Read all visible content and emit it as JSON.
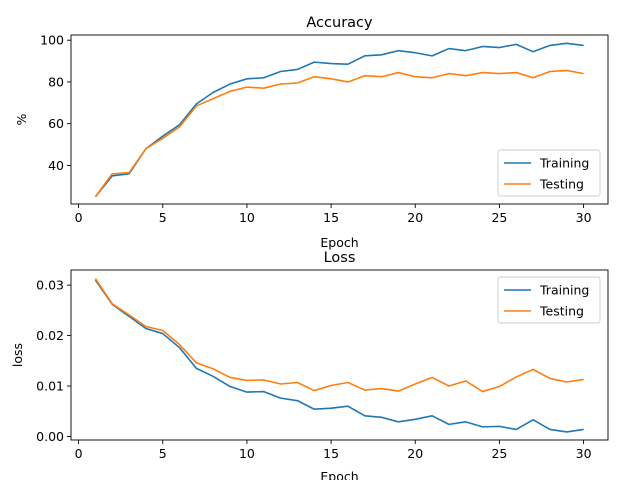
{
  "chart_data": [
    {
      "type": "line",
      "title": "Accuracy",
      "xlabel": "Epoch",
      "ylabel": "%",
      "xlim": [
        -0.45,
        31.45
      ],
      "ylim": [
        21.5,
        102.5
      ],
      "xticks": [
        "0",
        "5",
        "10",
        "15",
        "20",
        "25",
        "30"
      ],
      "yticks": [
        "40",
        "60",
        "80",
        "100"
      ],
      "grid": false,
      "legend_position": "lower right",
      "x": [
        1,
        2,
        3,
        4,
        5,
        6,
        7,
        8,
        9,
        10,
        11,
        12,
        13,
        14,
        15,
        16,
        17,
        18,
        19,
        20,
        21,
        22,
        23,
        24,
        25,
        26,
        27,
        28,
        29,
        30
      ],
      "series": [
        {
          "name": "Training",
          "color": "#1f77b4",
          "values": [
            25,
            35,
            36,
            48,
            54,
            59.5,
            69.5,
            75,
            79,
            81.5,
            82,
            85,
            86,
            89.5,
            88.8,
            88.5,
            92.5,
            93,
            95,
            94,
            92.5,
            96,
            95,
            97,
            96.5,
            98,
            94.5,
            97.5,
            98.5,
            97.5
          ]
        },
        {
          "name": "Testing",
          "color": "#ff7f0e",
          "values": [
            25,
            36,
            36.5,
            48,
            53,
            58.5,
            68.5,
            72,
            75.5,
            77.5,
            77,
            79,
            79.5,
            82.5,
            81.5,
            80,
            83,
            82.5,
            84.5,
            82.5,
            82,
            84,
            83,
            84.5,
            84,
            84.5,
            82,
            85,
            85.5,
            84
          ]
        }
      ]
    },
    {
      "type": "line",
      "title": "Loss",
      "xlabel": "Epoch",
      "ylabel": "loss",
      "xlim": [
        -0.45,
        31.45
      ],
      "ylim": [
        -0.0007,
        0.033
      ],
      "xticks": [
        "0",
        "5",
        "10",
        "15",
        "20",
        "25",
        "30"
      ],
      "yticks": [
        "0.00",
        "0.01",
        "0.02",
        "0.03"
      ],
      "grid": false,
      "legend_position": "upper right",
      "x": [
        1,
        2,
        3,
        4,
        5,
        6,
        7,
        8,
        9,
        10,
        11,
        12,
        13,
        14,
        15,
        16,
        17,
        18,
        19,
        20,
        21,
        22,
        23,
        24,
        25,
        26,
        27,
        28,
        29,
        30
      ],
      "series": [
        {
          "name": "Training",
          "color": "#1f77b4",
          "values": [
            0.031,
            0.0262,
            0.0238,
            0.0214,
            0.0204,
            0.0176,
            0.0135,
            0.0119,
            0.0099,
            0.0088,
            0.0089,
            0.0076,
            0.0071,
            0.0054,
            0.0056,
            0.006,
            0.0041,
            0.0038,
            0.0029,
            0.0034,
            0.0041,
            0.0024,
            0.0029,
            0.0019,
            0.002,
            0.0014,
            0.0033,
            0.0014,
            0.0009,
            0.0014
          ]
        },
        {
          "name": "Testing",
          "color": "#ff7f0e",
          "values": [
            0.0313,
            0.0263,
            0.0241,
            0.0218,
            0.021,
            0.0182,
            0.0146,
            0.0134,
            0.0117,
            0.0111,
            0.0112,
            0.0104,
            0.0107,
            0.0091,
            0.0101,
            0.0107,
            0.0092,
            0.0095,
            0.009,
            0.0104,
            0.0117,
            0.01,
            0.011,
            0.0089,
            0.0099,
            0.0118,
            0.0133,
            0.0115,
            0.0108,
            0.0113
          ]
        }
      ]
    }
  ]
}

--

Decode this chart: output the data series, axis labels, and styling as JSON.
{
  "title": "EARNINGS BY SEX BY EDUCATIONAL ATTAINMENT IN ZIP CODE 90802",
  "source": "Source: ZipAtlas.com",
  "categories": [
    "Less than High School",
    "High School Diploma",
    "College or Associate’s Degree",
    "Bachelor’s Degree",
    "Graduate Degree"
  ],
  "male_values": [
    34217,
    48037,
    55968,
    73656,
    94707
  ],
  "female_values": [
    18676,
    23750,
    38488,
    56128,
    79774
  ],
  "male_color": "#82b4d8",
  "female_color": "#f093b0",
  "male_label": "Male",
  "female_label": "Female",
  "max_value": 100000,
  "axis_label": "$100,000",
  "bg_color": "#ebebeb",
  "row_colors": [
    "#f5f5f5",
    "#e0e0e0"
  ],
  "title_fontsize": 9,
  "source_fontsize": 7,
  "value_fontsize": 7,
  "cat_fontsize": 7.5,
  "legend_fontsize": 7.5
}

Goal:
Copy each line of the listing that contains the string "JSON".

Reply to the task:
Read all visible content and emit it as JSON.
Decode this chart: output the data series, axis labels, and styling as JSON.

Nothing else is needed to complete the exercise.